Excerpt to read »

Tuesday, May 29, 2012

Zaporozhian Cossacks

Note  comment to the below:

May 29 2012 14:18 .The Zaporozhian love of freedom was, above all, an indigenous expression. While disrupted by Tsarism this impulse lived on in the soul of the Ukrainian peasantry intermittently enflamed by the agrarian disturbances of the region. In the Makhnovist context, the Zaporozhian tradition provided both a foundation and implicit rationale for the movement’s instinctual anarchism. The Makhnovist-Zaporozhian connection is not straightforward but is perhaps best conceptualized as, in the words of I. Kravchenko, a “religion of freedom." Kravchenko suggests:




This religion of freedom and instinctual anarchism was put in a glorified context with no clear conmection.The connection quite correctly is not straightforward.



The irony is that the Cossacks were absorbed by the Tsars as tools of oppression to silence and butcher the revolutionaires and used by the white army in pogroms of the Jews in Brisk in 1918 and other times during Hetman Khmelnytsky's massacres and pogroms of thousands with hatchets and clubs, so my research has indicated in the 1600s. My mother was girl of age 5 who survived these Cossacks and white Russians , if such they were in Brisk Lihuania(Belarus).Yet they valued freedom so much as anarchism tends to find romantic glory in the distant past, and to idealize that past.



Edward Yablonsky.

www.edwardsliteracylog.blogspot.com



http://libcom.org/history/makhnovists-beyond-rapids-zaporozhian-cossack-influence
Zaporozhian Cossacks.

Provided material »
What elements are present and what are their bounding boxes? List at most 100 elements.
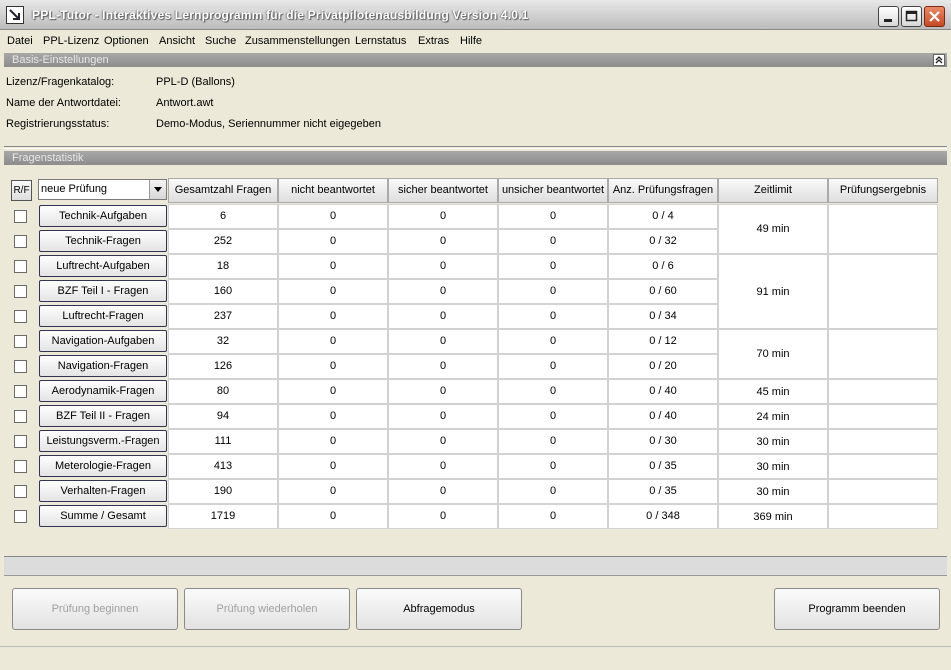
cell-pruef: 0 / 4 [608, 204, 718, 229]
cell-zeitlimit: 91 min [718, 254, 828, 329]
category-button[interactable]: Verhalten-Fragen [39, 480, 167, 502]
title-bar: PPL-Tutor - Interaktives Lernprogramm fü… [0, 0, 951, 30]
repeat-exam-button[interactable]: Prüfung wiederholen [184, 588, 350, 630]
col-sicher: sicher beantwortet [388, 178, 498, 203]
cell-total: 126 [168, 354, 278, 379]
cell-sicher: 0 [388, 404, 498, 429]
cell-nicht: 0 [278, 204, 388, 229]
category-button[interactable]: Leistungsverm.-Fragen [39, 430, 167, 452]
menu-zusammenstellungen[interactable]: Zusammenstellungen [245, 35, 350, 47]
cell-total: 111 [168, 429, 278, 454]
cell-sicher: 0 [388, 279, 498, 304]
row-checkbox[interactable] [14, 510, 27, 523]
row-checkbox[interactable] [14, 335, 27, 348]
category-button[interactable]: Aerodynamik-Fragen [39, 380, 167, 402]
minimize-button[interactable] [878, 6, 899, 27]
menu-ansicht[interactable]: Ansicht [159, 35, 195, 47]
cell-nicht: 0 [278, 229, 388, 254]
category-button[interactable]: Luftrecht-Aufgaben [39, 255, 167, 277]
row-checkbox[interactable] [14, 410, 27, 423]
cell-total: 252 [168, 229, 278, 254]
cell-nicht: 0 [278, 404, 388, 429]
row-checkbox[interactable] [14, 435, 27, 448]
cell-ergebnis [828, 479, 938, 504]
cell-sicher: 0 [388, 429, 498, 454]
stats-table: R/F neue Prüfung Gesamtzahl Fragen nicht… [8, 178, 940, 529]
row-checkbox[interactable] [14, 460, 27, 473]
menu-suche[interactable]: Suche [205, 35, 236, 47]
cell-ergebnis [828, 379, 938, 404]
category-button[interactable]: Meterologie-Fragen [39, 455, 167, 477]
menu-ppl-lizenz[interactable]: PPL-Lizenz [43, 35, 99, 47]
cell-ergebnis [828, 204, 938, 254]
category-button[interactable]: BZF Teil II - Fragen [39, 405, 167, 427]
cell-sicher: 0 [388, 454, 498, 479]
cell-nicht: 0 [278, 504, 388, 529]
cell-zeitlimit: 30 min [718, 454, 828, 479]
close-button[interactable] [924, 6, 945, 27]
cell-unsicher: 0 [498, 504, 608, 529]
row-checkbox[interactable] [14, 310, 27, 323]
row-checkbox[interactable] [14, 285, 27, 298]
cell-zeitlimit: 45 min [718, 379, 828, 404]
cell-sicher: 0 [388, 329, 498, 354]
cell-pruef: 0 / 34 [608, 304, 718, 329]
app-icon[interactable] [6, 6, 24, 24]
collapse-icon[interactable] [933, 54, 945, 66]
cell-unsicher: 0 [498, 204, 608, 229]
maximize-button[interactable] [901, 6, 922, 27]
category-button[interactable]: Navigation-Aufgaben [39, 330, 167, 352]
col-zeitlimit: Zeitlimit [718, 178, 828, 203]
cell-sicher: 0 [388, 254, 498, 279]
category-button[interactable]: Luftrecht-Fragen [39, 305, 167, 327]
exam-mode-select[interactable]: neue Prüfung [38, 179, 167, 200]
cell-pruef: 0 / 6 [608, 254, 718, 279]
menu-lernstatus[interactable]: Lernstatus [355, 35, 406, 47]
query-mode-button[interactable]: Abfragemodus [356, 588, 522, 630]
registration-value: Demo-Modus, Seriennummer nicht eigegeben [156, 118, 382, 130]
cell-nicht: 0 [278, 279, 388, 304]
col-nicht: nicht beantwortet [278, 178, 388, 203]
basis-section-title: Basis-Einstellungen [12, 54, 109, 66]
cell-pruef: 0 / 60 [608, 279, 718, 304]
menu-extras[interactable]: Extras [418, 35, 449, 47]
row-checkbox[interactable] [14, 360, 27, 373]
rf-button[interactable]: R/F [11, 180, 32, 201]
cell-ergebnis [828, 429, 938, 454]
category-button[interactable]: Summe / Gesamt [39, 505, 167, 527]
start-exam-button[interactable]: Prüfung beginnen [12, 588, 178, 630]
answerfile-label: Name der Antwortdatei: [6, 97, 121, 109]
cell-ergebnis [828, 454, 938, 479]
cell-sicher: 0 [388, 379, 498, 404]
menu-hilfe[interactable]: Hilfe [460, 35, 482, 47]
row-checkbox[interactable] [14, 260, 27, 273]
cell-unsicher: 0 [498, 429, 608, 454]
cell-nicht: 0 [278, 379, 388, 404]
cell-total: 94 [168, 404, 278, 429]
cell-total: 160 [168, 279, 278, 304]
menu-optionen[interactable]: Optionen [104, 35, 149, 47]
category-button[interactable]: Technik-Fragen [39, 230, 167, 252]
row-checkbox[interactable] [14, 385, 27, 398]
row-checkbox[interactable] [14, 210, 27, 223]
cell-sicher: 0 [388, 479, 498, 504]
category-button[interactable]: BZF Teil I - Fragen [39, 280, 167, 302]
chevron-down-icon[interactable] [149, 180, 166, 199]
cell-unsicher: 0 [498, 404, 608, 429]
progress-bar [4, 556, 947, 576]
cell-pruef: 0 / 40 [608, 404, 718, 429]
quit-button[interactable]: Programm beenden [774, 588, 940, 630]
menu-datei[interactable]: Datei [7, 35, 33, 47]
row-checkbox[interactable] [14, 485, 27, 498]
cell-pruef: 0 / 30 [608, 429, 718, 454]
cell-nicht: 0 [278, 429, 388, 454]
cell-nicht: 0 [278, 329, 388, 354]
col-pruef: Anz. Prüfungsfragen [608, 178, 718, 203]
category-button[interactable]: Technik-Aufgaben [39, 205, 167, 227]
cell-unsicher: 0 [498, 479, 608, 504]
row-checkbox[interactable] [14, 235, 27, 248]
category-button[interactable]: Navigation-Fragen [39, 355, 167, 377]
section-divider [4, 146, 947, 149]
cell-nicht: 0 [278, 454, 388, 479]
exam-mode-value: neue Prüfung [41, 183, 108, 195]
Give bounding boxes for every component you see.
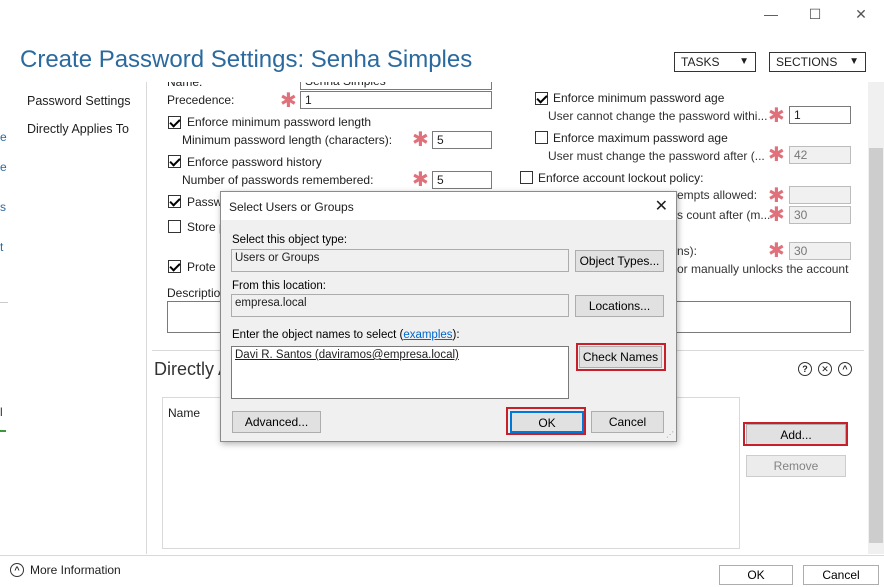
- nav-password-settings[interactable]: Password Settings: [27, 94, 131, 108]
- required-star-icon: ✱: [412, 169, 429, 191]
- complexity-checkbox[interactable]: [168, 195, 181, 208]
- close-icon[interactable]: ✕: [655, 196, 668, 216]
- min-length-field[interactable]: 5: [432, 131, 492, 149]
- lockout-duration-label: ns):: [677, 244, 698, 258]
- background-window-text: t: [0, 240, 4, 254]
- enforce-min-age-label: Enforce minimum password age: [553, 91, 725, 105]
- background-window-text: l: [0, 405, 3, 419]
- sections-dropdown[interactable]: SECTIONS ▼: [769, 52, 866, 72]
- protect-checkbox[interactable]: [168, 260, 181, 273]
- footer-cancel-button[interactable]: Cancel: [803, 565, 879, 585]
- attempts-label: empts allowed:: [677, 188, 758, 202]
- chevron-up-icon[interactable]: ^: [10, 563, 24, 577]
- advanced-button[interactable]: Advanced...: [232, 411, 321, 433]
- maximize-button[interactable]: ☐: [800, 4, 830, 24]
- divider: [0, 302, 8, 303]
- close-section-icon[interactable]: ✕: [818, 362, 832, 376]
- attempts-field[interactable]: [789, 186, 851, 204]
- scrollbar-thumb[interactable]: [869, 148, 883, 543]
- min-age-label: User cannot change the password withi...: [548, 109, 768, 123]
- min-age-field[interactable]: 1: [789, 106, 851, 124]
- protect-label: Prote: [187, 260, 216, 274]
- enforce-history-label: Enforce password history: [187, 155, 322, 169]
- required-star-icon: ✱: [768, 240, 785, 262]
- tasks-dropdown[interactable]: TASKS ▼: [674, 52, 756, 72]
- object-type-label: Select this object type:: [232, 234, 348, 246]
- background-window-text: e: [0, 160, 7, 174]
- required-star-icon: ✱: [768, 204, 785, 226]
- required-star-icon: ✱: [768, 144, 785, 166]
- lockout-duration-field[interactable]: 30: [789, 242, 851, 260]
- object-type-field: Users or Groups: [231, 249, 569, 272]
- name-column-header: Name: [168, 406, 201, 420]
- complexity-label: Passw: [187, 195, 223, 209]
- more-information-link[interactable]: More Information: [30, 563, 121, 577]
- lockout-checkbox[interactable]: [520, 171, 533, 184]
- check-names-highlight: [576, 343, 666, 371]
- history-count-label: Number of passwords remembered:: [182, 173, 374, 187]
- sections-label: SECTIONS: [776, 55, 838, 69]
- tasks-label: TASKS: [681, 55, 720, 69]
- help-icon[interactable]: ?: [798, 362, 812, 376]
- description-label: Descriptio: [167, 286, 221, 300]
- enforce-min-length-label: Enforce minimum password length: [187, 115, 372, 129]
- footer-ok-button[interactable]: OK: [719, 565, 793, 585]
- dialog-titlebar: Select Users or Groups ✕: [221, 192, 676, 220]
- directly-applies-title: Directly A: [154, 359, 231, 379]
- remove-button[interactable]: Remove: [746, 455, 846, 477]
- enforce-max-age-checkbox[interactable]: [535, 131, 548, 144]
- object-names-value: Davi R. Santos (daviramos@empresa.local): [235, 349, 459, 361]
- object-names-label-prefix: Enter the object names to select (: [232, 329, 404, 341]
- required-star-icon: ✱: [280, 90, 297, 112]
- locations-button[interactable]: Locations...: [575, 295, 664, 317]
- reset-counter-field[interactable]: 30: [789, 206, 851, 224]
- location-label: From this location:: [232, 280, 326, 292]
- store-reversible-checkbox[interactable]: [168, 220, 181, 233]
- required-star-icon: ✱: [768, 185, 785, 207]
- enforce-history-checkbox[interactable]: [168, 155, 181, 168]
- min-length-label: Minimum password length (characters):: [182, 133, 393, 147]
- manual-unlock-label: or manually unlocks the account: [677, 262, 849, 276]
- minimize-button[interactable]: —: [756, 4, 786, 24]
- nav-directly-applies-to[interactable]: Directly Applies To: [27, 122, 129, 136]
- required-star-icon: ✱: [768, 105, 785, 127]
- chevron-down-icon: ▼: [739, 56, 749, 67]
- dialog-title: Select Users or Groups: [229, 200, 354, 214]
- dialog-cancel-button[interactable]: Cancel: [591, 411, 664, 433]
- resize-grip-icon[interactable]: ⋰: [666, 430, 674, 439]
- ok-button-highlight: [506, 407, 586, 435]
- footer-divider: [0, 555, 884, 556]
- page-title: Create Password Settings: Senha Simples: [20, 46, 473, 73]
- precedence-field[interactable]: 1: [300, 91, 492, 109]
- history-count-field[interactable]: 5: [432, 171, 492, 189]
- max-age-field[interactable]: 42: [789, 146, 851, 164]
- add-button-highlight: [743, 422, 848, 446]
- object-names-label-suffix: ):: [452, 329, 460, 341]
- enforce-min-age-checkbox[interactable]: [535, 92, 548, 105]
- location-field: empresa.local: [231, 294, 569, 317]
- examples-link[interactable]: examples: [403, 329, 452, 341]
- precedence-label: Precedence:: [167, 93, 235, 107]
- background-window-text: e: [0, 130, 7, 144]
- select-users-dialog: Select Users or Groups ✕ Select this obj…: [220, 191, 677, 442]
- enforce-min-length-checkbox[interactable]: [168, 116, 181, 129]
- object-names-label: Enter the object names to select (exampl…: [232, 329, 460, 341]
- header-mask: [150, 72, 866, 82]
- background-window-text: s: [0, 200, 6, 214]
- object-names-textarea[interactable]: Davi R. Santos (daviramos@empresa.local): [231, 346, 569, 399]
- accent-line: [0, 430, 6, 432]
- object-types-button[interactable]: Object Types...: [575, 250, 664, 272]
- required-star-icon: ✱: [412, 129, 429, 151]
- content-divider: [146, 82, 147, 554]
- max-age-label: User must change the password after (...: [548, 149, 765, 163]
- enforce-max-age-label: Enforce maximum password age: [553, 131, 728, 145]
- collapse-icon[interactable]: ^: [838, 362, 852, 376]
- reset-counter-label: s count after (m...: [677, 208, 771, 222]
- close-window-button[interactable]: ✕: [846, 4, 876, 24]
- lockout-label: Enforce account lockout policy:: [538, 171, 704, 185]
- chevron-down-icon: ▼: [849, 56, 859, 67]
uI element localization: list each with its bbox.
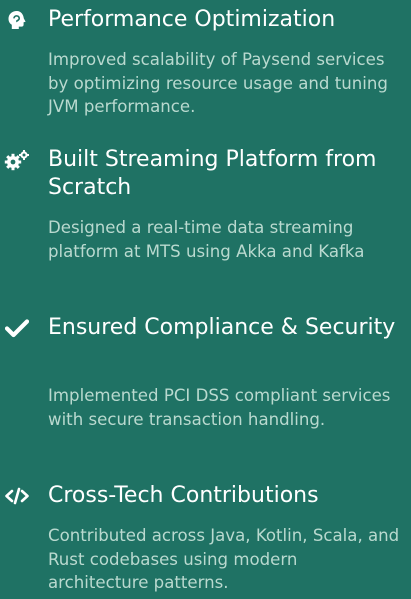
item-description: Improved scalability of Paysend services…	[48, 50, 388, 116]
item-description: Designed a real-time data streaming plat…	[48, 218, 365, 261]
gears-icon	[4, 147, 30, 173]
item-title: Built Streaming Platform from Scratch	[48, 147, 377, 200]
item-description: Contributed across Java, Kotlin, Scala, …	[48, 526, 400, 592]
item-title: Performance Optimization	[48, 7, 336, 32]
brain-icon	[4, 7, 30, 33]
check-icon	[4, 315, 30, 341]
item-description: Implemented PCI DSS compliant services w…	[48, 386, 391, 429]
item-title: Cross-Tech Contributions	[48, 483, 319, 508]
code-icon	[4, 483, 30, 509]
item-title: Ensured Compliance & Security	[48, 315, 396, 340]
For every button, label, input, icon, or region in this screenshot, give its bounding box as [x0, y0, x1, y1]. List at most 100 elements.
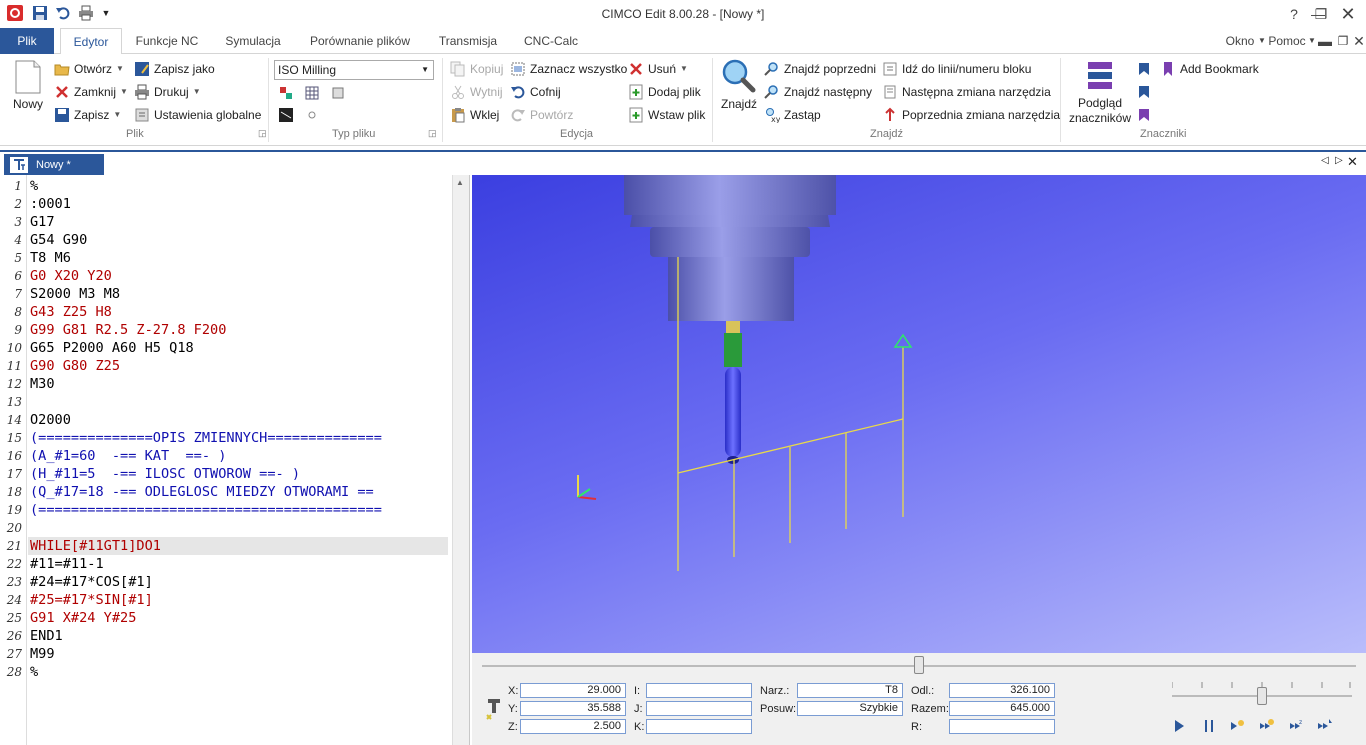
redo-button[interactable]: Powtórz [510, 105, 573, 125]
group-plik-launcher-icon[interactable]: ◲ [258, 128, 267, 139]
file-type-tool-2[interactable] [304, 83, 320, 103]
line-number: 19 [6, 503, 22, 517]
undo-button[interactable]: Cofnij [510, 82, 561, 102]
pause-icon[interactable] [1200, 717, 1218, 735]
paste-button[interactable]: Wklej [450, 105, 499, 125]
code-line[interactable]: G99 G81 R2.5 Z-27.8 F200 [30, 321, 226, 339]
close-button[interactable]: ✕ [1333, 2, 1363, 26]
code-line[interactable]: M30 [30, 375, 55, 393]
next-tool-change-button[interactable]: Następna zmiana narzędzia [882, 82, 1051, 102]
vertical-scrollbar[interactable]: ▲ [452, 175, 469, 745]
speed-ticks [1171, 677, 1352, 688]
delete-button[interactable]: Usuń ▼ [628, 59, 688, 79]
file-type-tool-1[interactable] [278, 83, 294, 103]
simulation-slider-thumb[interactable] [914, 656, 924, 674]
tab-transmisja[interactable]: Transmisja [432, 28, 504, 54]
close-document-icon[interactable]: ✕ [1347, 154, 1358, 170]
open-button[interactable]: Otwórz ▼ [54, 59, 124, 79]
fast-forward-icon[interactable] [1316, 717, 1334, 735]
save-as-button[interactable]: Zapisz jako [134, 59, 215, 79]
play-icon[interactable] [1170, 717, 1188, 735]
code-line[interactable]: % [30, 177, 38, 195]
code-line[interactable]: G90 G80 Z25 [30, 357, 120, 375]
restore-window-button[interactable]: ❐ [1306, 2, 1336, 26]
ribbon-close-icon[interactable]: ✕ [1352, 28, 1366, 54]
bookmark-preview-button[interactable]: Podgląd znaczników [1068, 96, 1132, 126]
file-type-tool-4[interactable] [278, 105, 294, 125]
add-file-button[interactable]: Dodaj plik [628, 82, 701, 102]
clear-bookmarks-button[interactable] [1136, 105, 1152, 125]
nc-code-editor[interactable]: 1 2 3 4 5 6 7 8 9 10 11 12 13 14 15 16 17 18 19 20 21 22 23 24 2… [0, 175, 470, 745]
menu-pomoc[interactable]: Pomoc [1266, 28, 1308, 54]
cut-button[interactable]: Wytnij [450, 82, 503, 102]
find-magnifier-icon[interactable] [720, 58, 756, 94]
step-icon[interactable] [1228, 717, 1246, 735]
step-into-icon[interactable] [1258, 717, 1276, 735]
insert-file-button[interactable]: Wstaw plik [628, 105, 705, 125]
code-line[interactable]: G65 P2000 A60 H5 Q18 [30, 339, 194, 357]
prev-tool-change-button[interactable]: Poprzednia zmiana narzędzia [882, 105, 1060, 125]
close-file-button[interactable]: Zamknij ▼ [54, 82, 128, 102]
code-line[interactable]: S2000 M3 M8 [30, 285, 120, 303]
ribbon-minimize-icon[interactable]: ▬ [1318, 28, 1332, 54]
copy-button[interactable]: Kopiuj [450, 59, 503, 79]
new-file-icon[interactable] [14, 60, 44, 94]
replace-button[interactable]: xy Zastąp [764, 105, 821, 125]
code-line[interactable]: (A_#1=60 -== KAT ==- ) [30, 447, 226, 465]
simulation-view[interactable] [472, 175, 1366, 653]
code-line[interactable]: G91 X#24 Y#25 [30, 609, 136, 627]
goto-line-button[interactable]: Idź do linii/numeru bloku [882, 59, 1031, 79]
find-button[interactable]: Znajdź [721, 94, 757, 114]
code-line[interactable]: :0001 [30, 195, 71, 213]
select-all-button[interactable]: Zaznacz wszystko [510, 59, 627, 79]
speed-slider-thumb[interactable] [1257, 687, 1267, 705]
code-line[interactable]: WHILE[#11GT1]DO1 [30, 537, 161, 555]
code-line[interactable]: G0 X20 Y20 [30, 267, 112, 285]
save-file-button[interactable]: Zapisz ▼ [54, 105, 121, 125]
prev-bookmark-button[interactable] [1136, 59, 1152, 79]
add-bookmark-button[interactable]: Add Bookmark [1160, 59, 1259, 79]
file-type-tool-5[interactable] [304, 105, 320, 125]
code-line[interactable]: % [30, 663, 38, 681]
menu-okno[interactable]: Okno [1222, 28, 1258, 54]
tab-cnc-calc[interactable]: CNC-Calc [518, 28, 584, 54]
redo-label: Powtórz [530, 108, 574, 122]
tab-plik[interactable]: Plik [0, 28, 54, 54]
code-line[interactable]: G43 Z25 H8 [30, 303, 112, 321]
okno-dropdown-icon[interactable]: ▼ [1258, 28, 1266, 54]
code-line[interactable]: #11=#11-1 [30, 555, 104, 573]
code-line[interactable]: (Q_#17=18 -== ODLEGLOSC MIEDZY OTWORAMI … [30, 483, 374, 501]
code-line[interactable]: END1 [30, 627, 63, 645]
code-line[interactable]: G17 [30, 213, 55, 231]
tab-edytor[interactable]: Edytor [60, 28, 122, 55]
code-line[interactable]: #25=#17*SIN[#1] [30, 591, 153, 609]
new-button[interactable]: Nowy [13, 94, 43, 114]
find-previous-button[interactable]: Znajdź poprzedni [764, 59, 876, 79]
file-type-tool-3[interactable] [330, 83, 346, 103]
find-next-button[interactable]: Znajdź następny [764, 82, 872, 102]
tab-porownanie-plikow[interactable]: Porównanie plików [304, 28, 416, 54]
code-line[interactable]: (=======================================… [30, 501, 382, 519]
scroll-up-icon[interactable]: ▲ [456, 178, 464, 187]
document-tab-nowy[interactable]: Nowy * [4, 154, 104, 176]
tab-scroll-right-icon[interactable]: ▷ [1335, 155, 1343, 166]
code-line[interactable]: M99 [30, 645, 55, 663]
tab-scroll-left-icon[interactable]: ◁ [1321, 155, 1329, 166]
tab-funkcje-nc[interactable]: Funkcje NC [130, 28, 204, 54]
group-typ-launcher-icon[interactable]: ◲ [428, 128, 437, 139]
print-button[interactable]: Drukuj ▼ [134, 82, 201, 102]
tab-symulacja[interactable]: Symulacja [218, 28, 288, 54]
step-z-icon[interactable]: z [1288, 717, 1306, 735]
pomoc-dropdown-icon[interactable]: ▼ [1308, 28, 1316, 54]
global-settings-button[interactable]: Ustawienia globalne [134, 105, 261, 125]
file-type-select[interactable]: ISO Milling ▼ [274, 60, 434, 80]
code-line[interactable]: O2000 [30, 411, 71, 429]
bookmark-preview-icon[interactable] [1086, 60, 1114, 94]
code-line[interactable]: T8 M6 [30, 249, 71, 267]
code-line[interactable]: #24=#17*COS[#1] [30, 573, 153, 591]
next-bookmark-button[interactable] [1136, 82, 1152, 102]
ribbon-restore-icon[interactable]: ❐ [1336, 28, 1350, 54]
code-line[interactable]: (==============OPIS ZMIENNYCH===========… [30, 429, 382, 447]
code-line[interactable]: (H_#11=5 -== ILOSC OTWOROW ==- ) [30, 465, 300, 483]
code-line[interactable]: G54 G90 [30, 231, 87, 249]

Given exercise A »
In the post on the Zaporozhian Cossacks, whose words describe the Makhnovist-Zaporozhian connection as a "religion of freedom"?
Given exercise B »
From the listing, echo the lines verbatim, starting at the line containing "cell-pruef: 0 / 4 [608, 204, 718, 229]" and ending after the line containing "repeat-exam-button[interactable]: Prüfung wiederholen".

Expected answer A »
I. Kravchenko's

Expected answer B »
cell-pruef: 0 / 4 [608, 204, 718, 229]
cell-zeitlimit: 91 min [718, 254, 828, 329]
category-button[interactable]: Verhalten-Fragen [39, 480, 167, 502]
title-bar: PPL-Tutor - Interaktives Lernprogramm fü… [0, 0, 951, 30]
repeat-exam-button[interactable]: Prüfung wiederholen [184, 588, 350, 630]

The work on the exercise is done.